■ **Requirement**: Reproduce the records exactly.

■ **Information given**:
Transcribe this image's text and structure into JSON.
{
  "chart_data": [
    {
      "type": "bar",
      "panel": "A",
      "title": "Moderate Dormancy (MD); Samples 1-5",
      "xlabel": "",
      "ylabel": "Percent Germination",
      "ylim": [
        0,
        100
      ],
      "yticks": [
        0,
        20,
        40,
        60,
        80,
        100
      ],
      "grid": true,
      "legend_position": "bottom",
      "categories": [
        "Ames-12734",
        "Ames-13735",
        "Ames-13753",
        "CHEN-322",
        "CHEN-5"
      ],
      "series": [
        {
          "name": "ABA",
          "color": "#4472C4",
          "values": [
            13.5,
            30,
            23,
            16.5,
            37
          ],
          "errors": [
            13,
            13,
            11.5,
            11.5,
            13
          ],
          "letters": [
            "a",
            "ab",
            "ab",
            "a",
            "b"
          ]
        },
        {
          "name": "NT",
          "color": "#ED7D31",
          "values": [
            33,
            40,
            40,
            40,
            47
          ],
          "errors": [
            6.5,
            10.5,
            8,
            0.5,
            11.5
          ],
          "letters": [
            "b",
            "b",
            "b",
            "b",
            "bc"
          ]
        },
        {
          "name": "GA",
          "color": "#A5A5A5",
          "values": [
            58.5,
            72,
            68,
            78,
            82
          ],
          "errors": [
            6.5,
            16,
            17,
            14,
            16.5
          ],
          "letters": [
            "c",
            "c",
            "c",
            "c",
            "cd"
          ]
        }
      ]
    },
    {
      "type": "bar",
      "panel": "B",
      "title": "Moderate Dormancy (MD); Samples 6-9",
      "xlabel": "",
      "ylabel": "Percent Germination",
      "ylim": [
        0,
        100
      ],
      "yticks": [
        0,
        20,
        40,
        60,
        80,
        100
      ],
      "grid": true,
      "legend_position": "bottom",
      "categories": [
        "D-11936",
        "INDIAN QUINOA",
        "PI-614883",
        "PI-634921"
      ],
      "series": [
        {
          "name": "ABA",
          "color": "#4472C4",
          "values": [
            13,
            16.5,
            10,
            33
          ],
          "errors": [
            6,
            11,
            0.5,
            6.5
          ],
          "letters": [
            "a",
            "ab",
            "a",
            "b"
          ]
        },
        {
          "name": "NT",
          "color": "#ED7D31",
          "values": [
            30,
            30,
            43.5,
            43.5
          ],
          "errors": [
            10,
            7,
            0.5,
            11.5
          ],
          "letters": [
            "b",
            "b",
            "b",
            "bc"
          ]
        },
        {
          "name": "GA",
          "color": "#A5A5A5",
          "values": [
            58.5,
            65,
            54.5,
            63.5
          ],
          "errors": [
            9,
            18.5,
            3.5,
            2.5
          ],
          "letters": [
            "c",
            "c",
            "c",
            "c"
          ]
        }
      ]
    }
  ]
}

■ **Result for this exercise**:
Transcribe this image's text and structure into JSON.
{
  "chart_data": [
    {
      "type": "bar",
      "panel": "A",
      "title": "Moderate Dormancy (MD); Samples 1-5",
      "xlabel": "",
      "ylabel": "Percent Germination",
      "ylim": [
        0,
        100
      ],
      "yticks": [
        0,
        20,
        40,
        60,
        80,
        100
      ],
      "grid": true,
      "legend_position": "bottom",
      "categories": [
        "Ames-12734",
        "Ames-13735",
        "Ames-13753",
        "CHEN-322",
        "CHEN-5"
      ],
      "series": [
        {
          "name": "ABA",
          "color": "#4472C4",
          "values": [
            13.5,
            30,
            23,
            16.5,
            37
          ],
          "errors": [
            13,
            13,
            11.5,
            11.5,
            13
          ],
          "letters": [
            "a",
            "ab",
            "ab",
            "a",
            "b"
          ]
        },
        {
          "name": "NT",
          "color": "#ED7D31",
          "values": [
            33,
            40,
            40,
            40,
            47
          ],
          "errors": [
            6.5,
            10.5,
            8,
            0.5,
            11.5
          ],
          "letters": [
            "b",
            "b",
            "b",
            "b",
            "bc"
          ]
        },
        {
          "name": "GA",
          "color": "#A5A5A5",
          "values": [
            58.5,
            72,
            68,
            78,
            82
          ],
          "errors": [
            6.5,
            16,
            17,
            14,
            16.5
          ],
          "letters": [
            "c",
            "c",
            "c",
            "c",
            "cd"
          ]
        }
      ]
    },
    {
      "type": "bar",
      "panel": "B",
      "title": "Moderate Dormancy (MD); Samples 6-9",
      "xlabel": "",
      "ylabel": "Percent Germination",
      "ylim": [
        0,
        100
      ],
      "yticks": [
        0,
        20,
        40,
        60,
        80,
        100
      ],
      "grid": true,
      "legend_position": "bottom",
      "categories": [
        "D-11936",
        "INDIAN QUINOA",
        "PI-614883",
        "PI-634921"
      ],
      "series": [
        {
          "name": "ABA",
          "color": "#4472C4",
          "values": [
            13,
            16.5,
            10,
            33
          ],
          "errors": [
            6,
            11,
            0.5,
            6.5
          ],
          "letters": [
            "a",
            "ab",
            "a",
            "b"
          ]
        },
        {
          "name": "NT",
          "color": "#ED7D31",
          "values": [
            30,
            30,
            43.5,
            43.5
          ],
          "errors": [
            10,
            7,
            0.5,
            11.5
          ],
          "letters": [
            "b",
            "b",
            "b",
            "bc"
          ]
        },
        {
          "name": "GA",
          "color": "#A5A5A5",
          "values": [
            58.5,
            65,
            54.5,
            63.5
          ],
          "errors": [
            9,
            18.5,
            3.5,
            2.5
          ],
          "letters": [
            "c",
            "c",
            "c",
            "c"
          ]
        }
      ]
    }
  ]
}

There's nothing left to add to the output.